Your instructions » Tally the lines of the data that include the word "Windows" and state the total, nothing else.

Stored entries »
□ □ □ □ □ □ □

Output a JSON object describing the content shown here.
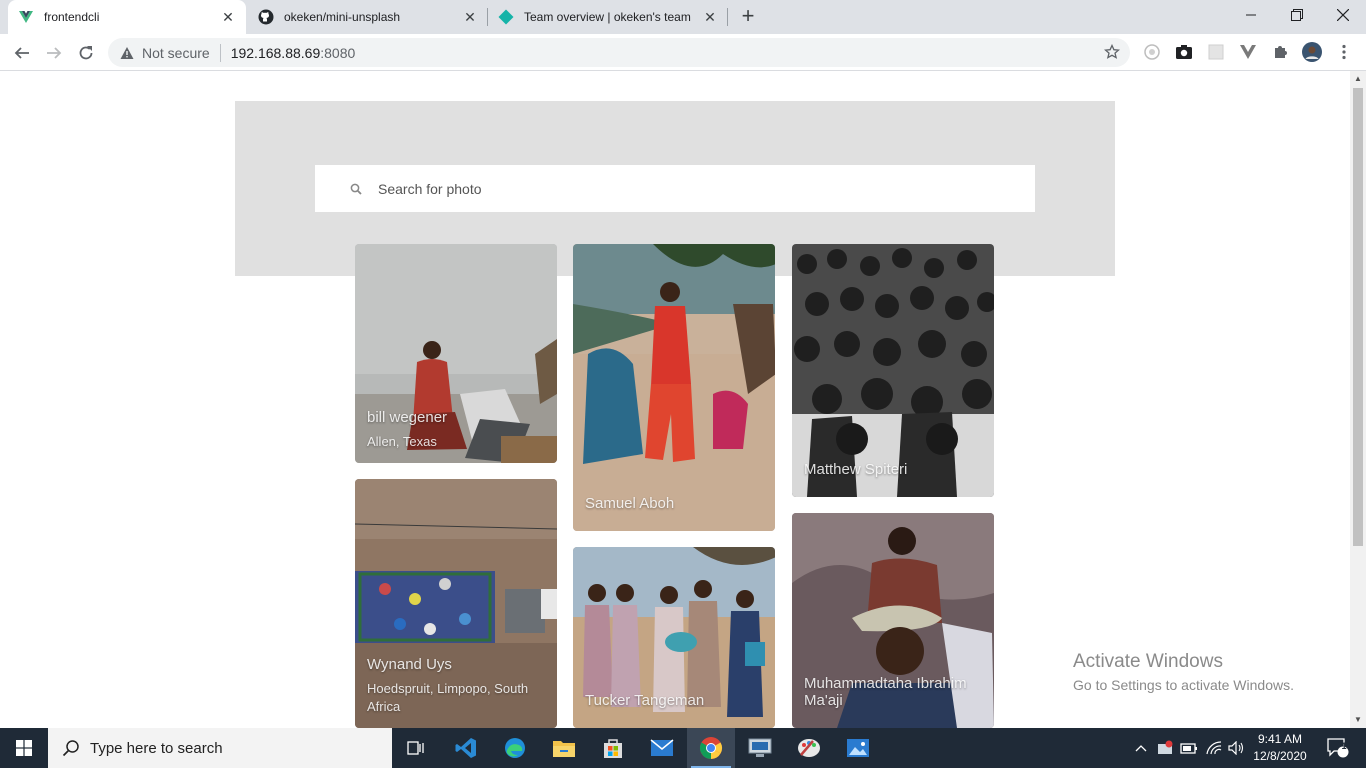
{
  "browser": {
    "tabs": [
      {
        "title": "frontendcli",
        "active": true,
        "icon": "vue-icon"
      },
      {
        "title": "okeken/mini-unsplash",
        "active": false,
        "icon": "github-icon"
      },
      {
        "title": "Team overview | okeken's team",
        "active": false,
        "icon": "netlify-icon"
      }
    ],
    "address": {
      "security_label": "Not secure",
      "host": "192.168.88.69",
      "port": ":8080"
    }
  },
  "page": {
    "search": {
      "placeholder": "Search for photo",
      "value": ""
    },
    "photos": [
      {
        "name": "bill wegener",
        "location": "Allen, Texas"
      },
      {
        "name": "Samuel Aboh",
        "location": ""
      },
      {
        "name": "Matthew Spiteri",
        "location": ""
      },
      {
        "name": "Wynand Uys",
        "location": "Hoedspruit, Limpopo, South Africa"
      },
      {
        "name": "Tucker Tangeman",
        "location": ""
      },
      {
        "name": "Muhammadtaha Ibrahim Ma'aji",
        "location": ""
      }
    ]
  },
  "watermark": {
    "line1": "Activate Windows",
    "line2": "Go to Settings to activate Windows."
  },
  "taskbar": {
    "search_placeholder": "Type here to search",
    "time": "9:41 AM",
    "date": "12/8/2020",
    "notification_count": "1"
  },
  "colors": {
    "hero_bg": "#e0e0e0",
    "taskbar_bg": "#1f2a37",
    "tabstrip_bg": "#dee1e6"
  }
}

□ □ □ □ □ □ □

Result » 2